* What to produce *
Using the listing below, copy every line that mentions "ΝΙΚΟΛΑΟΣ".

<<<<

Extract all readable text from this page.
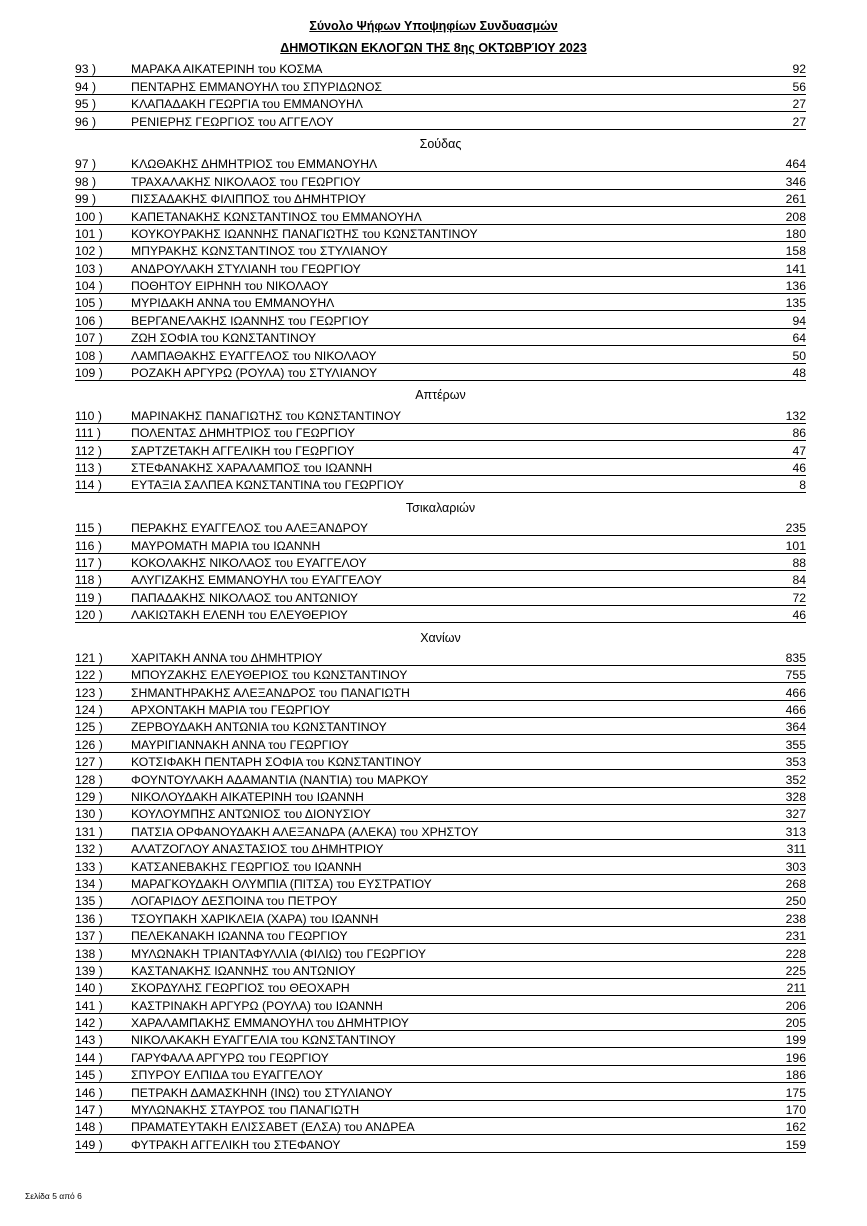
Σύνολο Ψήφων Υποψηφίων Συνδυασμών
ΔΗΜΟΤΙΚΩΝ ΕΚΛΟΓΩΝ ΤΗΣ 8ης ΟΚΤΩΒΡΊΟΥ 2023
93 )	ΜΑΡΑΚΑ ΑΙΚΑΤΕΡΙΝΗ του ΚΟΣΜΑ	92
94 )	ΠΕΝΤΑΡΗΣ ΕΜΜΑΝΟΥΗΛ του ΣΠΥΡΙΔΩΝΟΣ	56
95 )	ΚΛΑΠΑΔΑΚΗ ΓΕΩΡΓΙΑ του ΕΜΜΑΝΟΥΗΛ	27
96 )	ΡΕΝΙΕΡΗΣ ΓΕΩΡΓΙΟΣ του ΑΓΓΕΛΟΥ	27
Σούδας
97 )	ΚΛΩΘΑΚΗΣ ΔΗΜΗΤΡΙΟΣ του ΕΜΜΑΝΟΥΗΛ	464
98 )	ΤΡΑΧΑΛΑΚΗΣ ΝΙΚΟΛΑΟΣ του ΓΕΩΡΓΙΟΥ	346
99 )	ΠΙΣΣΑΔΑΚΗΣ ΦΙΛΙΠΠΟΣ του ΔΗΜΗΤΡΙΟΥ	261
100 ) ΚΑΠΕΤΑΝΑΚΗΣ ΚΩΝΣΤΑΝΤΙΝΟΣ του ΕΜΜΑΝΟΥΗΛ	208
101 ) ΚΟΥΚΟΥΡΑΚΗΣ ΙΩΑΝΝΗΣ ΠΑΝΑΓΙΩΤΗΣ του ΚΩΝΣΤΑΝΤΙΝΟΥ	180
102 ) ΜΠΥΡΑΚΗΣ ΚΩΝΣΤΑΝΤΙΝΟΣ του ΣΤΥΛΙΑΝΟΥ	158
103 ) ΑΝΔΡΟΥΛΑΚΗ ΣΤΥΛΙΑΝΗ του ΓΕΩΡΓΙΟΥ	141
104 ) ΠΟΘΗΤΟΥ ΕΙΡΗΝΗ του ΝΙΚΟΛΑΟΥ	136
105 ) ΜΥΡΙΔΑΚΗ ΑΝΝΑ του ΕΜΜΑΝΟΥΗΛ	135
106 ) ΒΕΡΓΑΝΕΛΑΚΗΣ ΙΩΑΝΝΗΣ του ΓΕΩΡΓΙΟΥ	94
107 ) ΖΩΗ ΣΟΦΙΑ του ΚΩΝΣΤΑΝΤΙΝΟΥ	64
108 ) ΛΑΜΠΑΘΑΚΗΣ ΕΥΑΓΓΕΛΟΣ του ΝΙΚΟΛΑΟΥ	50
109 ) ΡΟΖΑΚΗ ΑΡΓΥΡΩ (ΡΟΥΛΑ) του ΣΤΥΛΙΑΝΟΥ	48
Απτέρων
110 ) ΜΑΡΙΝΑΚΗΣ ΠΑΝΑΓΙΩΤΗΣ του ΚΩΝΣΤΑΝΤΙΝΟΥ	132
111 ) ΠΟΛΕΝΤΑΣ ΔΗΜΗΤΡΙΟΣ του ΓΕΩΡΓΙΟΥ	86
112 ) ΣΑΡΤΖΕΤΑΚΗ ΑΓΓΕΛΙΚΗ του ΓΕΩΡΓΙΟΥ	47
113 ) ΣΤΕΦΑΝΑΚΗΣ ΧΑΡΑΛΑΜΠΟΣ του ΙΩΑΝΝΗ	46
114 ) ΕΥΤΑΞΙΑ ΣΑΛΠΕΑ ΚΩΝΣΤΑΝΤΙΝΑ του ΓΕΩΡΓΙΟΥ	8
Τσικαλαριών
115 ) ΠΕΡΑΚΗΣ ΕΥΑΓΓΕΛΟΣ του ΑΛΕΞΑΝΔΡΟΥ	235
116 ) ΜΑΥΡΟΜΑΤΗ ΜΑΡΙΑ του ΙΩΑΝΝΗ	101
117 ) ΚΟΚΟΛΑΚΗΣ ΝΙΚΟΛΑΟΣ του ΕΥΑΓΓΕΛΟΥ	88
118 ) ΑΛΥΓΙΖΑΚΗΣ ΕΜΜΑΝΟΥΗΛ του ΕΥΑΓΓΕΛΟΥ	84
119 ) ΠΑΠΑΔΑΚΗΣ ΝΙΚΟΛΑΟΣ του ΑΝΤΩΝΙΟΥ	72
120 ) ΛΑΚΙΩΤΑΚΗ ΕΛΕΝΗ του ΕΛΕΥΘΕΡΙΟΥ	46
Χανίων
121 ) ΧΑΡΙΤΑΚΗ ΑΝΝΑ του ΔΗΜΗΤΡΙΟΥ	835
122 ) ΜΠΟΥΖΑΚΗΣ ΕΛΕΥΘΕΡΙΟΣ του ΚΩΝΣΤΑΝΤΙΝΟΥ	755
123 ) ΣΗΜΑΝΤΗΡΑΚΗΣ ΑΛΕΞΑΝΔΡΟΣ του ΠΑΝΑΓΙΩΤΗ	466
124 ) ΑΡΧΟΝΤΑΚΗ ΜΑΡΙΑ του ΓΕΩΡΓΙΟΥ	466
125 ) ΖΕΡΒΟΥΔΑΚΗ ΑΝΤΩΝΙΑ του ΚΩΝΣΤΑΝΤΙΝΟΥ	364
126 ) ΜΑΥΡΙΓΙΑΝΝΑΚΗ ΑΝΝΑ του ΓΕΩΡΓΙΟΥ	355
127 ) ΚΟΤΣΙΦΑΚΗ ΠΕΝΤΑΡΗ ΣΟΦΙΑ του ΚΩΝΣΤΑΝΤΙΝΟΥ	353
128 ) ΦΟΥΝΤΟΥΛΑΚΗ ΑΔΑΜΑΝΤΙΑ (ΝΑΝΤΙΑ) του ΜΑΡΚΟΥ	352
129 ) ΝΙΚΟΛΟΥΔΑΚΗ ΑΙΚΑΤΕΡΙΝΗ του ΙΩΑΝΝΗ	328
130 ) ΚΟΥΛΟΥΜΠΗΣ ΑΝΤΩΝΙΟΣ του ΔΙΟΝΥΣΙΟΥ	327
131 ) ΠΑΤΣΙΑ ΟΡΦΑΝΟΥΔΑΚΗ ΑΛΕΞΑΝΔΡΑ (ΑΛΕΚΑ) του ΧΡΗΣΤΟΥ	313
132 ) ΑΛΑΤΖΟΓΛΟΥ ΑΝΑΣΤΑΣΙΟΣ του ΔΗΜΗΤΡΙΟΥ	311
133 ) ΚΑΤΣΑΝΕΒΑΚΗΣ ΓΕΩΡΓΙΟΣ του ΙΩΑΝΝΗ	303
134 ) ΜΑΡΑΓΚΟΥΔΑΚΗ ΟΛΥΜΠΙΑ (ΠΙΤΣΑ) του ΕΥΣΤΡΑΤΙΟΥ	268
135 ) ΛΟΓΑΡΙΔΟΥ ΔΕΣΠΟΙΝΑ του ΠΕΤΡΟΥ	250
136 ) ΤΣΟΥΠΑΚΗ ΧΑΡΙΚΛΕΙΑ (ΧΑΡΑ) του ΙΩΑΝΝΗ	238
137 ) ΠΕΛΕΚΑΝΑΚΗ ΙΩΑΝΝΑ του ΓΕΩΡΓΙΟΥ	231
138 ) ΜΥΛΩΝΑΚΗ ΤΡΙΑΝΤΑΦΥΛΛΙΑ (ΦΙΛΙΩ) του ΓΕΩΡΓΙΟΥ	228
139 ) ΚΑΣΤΑΝΑΚΗΣ ΙΩΑΝΝΗΣ του ΑΝΤΩΝΙΟΥ	225
140 ) ΣΚΟΡΔΥΛΗΣ ΓΕΩΡΓΙΟΣ του ΘΕΟΧΑΡΗ	211
141 ) ΚΑΣΤΡΙΝΑΚΗ ΑΡΓΥΡΩ (ΡΟΥΛΑ) του ΙΩΑΝΝΗ	206
142 ) ΧΑΡΑΛΑΜΠΑΚΗΣ ΕΜΜΑΝΟΥΗΛ του ΔΗΜΗΤΡΙΟΥ	205
143 ) ΝΙΚΟΛΑΚΑΚΗ ΕΥΑΓΓΕΛΙΑ του ΚΩΝΣΤΑΝΤΙΝΟΥ	199
144 ) ΓΑΡΥΦΑΛΑ ΑΡΓΥΡΩ του ΓΕΩΡΓΙΟΥ	196
145 ) ΣΠΥΡΟΥ ΕΛΠΙΔΑ του ΕΥΑΓΓΕΛΟΥ	186
146 ) ΠΕΤΡΑΚΗ ΔΑΜΑΣΚΗΝΗ (ΙΝΩ) του ΣΤΥΛΙΑΝΟΥ	175
147 ) ΜΥΛΩΝΑΚΗΣ ΣΤΑΥΡΟΣ του ΠΑΝΑΓΙΩΤΗ	170
148 ) ΠΡΑΜΑΤΕΥΤΑΚΗ ΕΛΙΣΣΑΒΕΤ (ΕΛΣΑ) του ΑΝΔΡΕΑ	162
149 ) ΦΥΤΡΑΚΗ ΑΓΓΕΛΙΚΗ του ΣΤΕΦΑΝΟΥ	159
Σελίδα 5 από 6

>>>>

* Result of the task *
98 )	ΤΡΑΧΑΛΑΚΗΣ ΝΙΚΟΛΑΟΣ του ΓΕΩΡΓΙΟΥ	346
117 ) ΚΟΚΟΛΑΚΗΣ ΝΙΚΟΛΑΟΣ του ΕΥΑΓΓΕΛΟΥ	88
119 ) ΠΑΠΑΔΑΚΗΣ ΝΙΚΟΛΑΟΣ του ΑΝΤΩΝΙΟΥ	72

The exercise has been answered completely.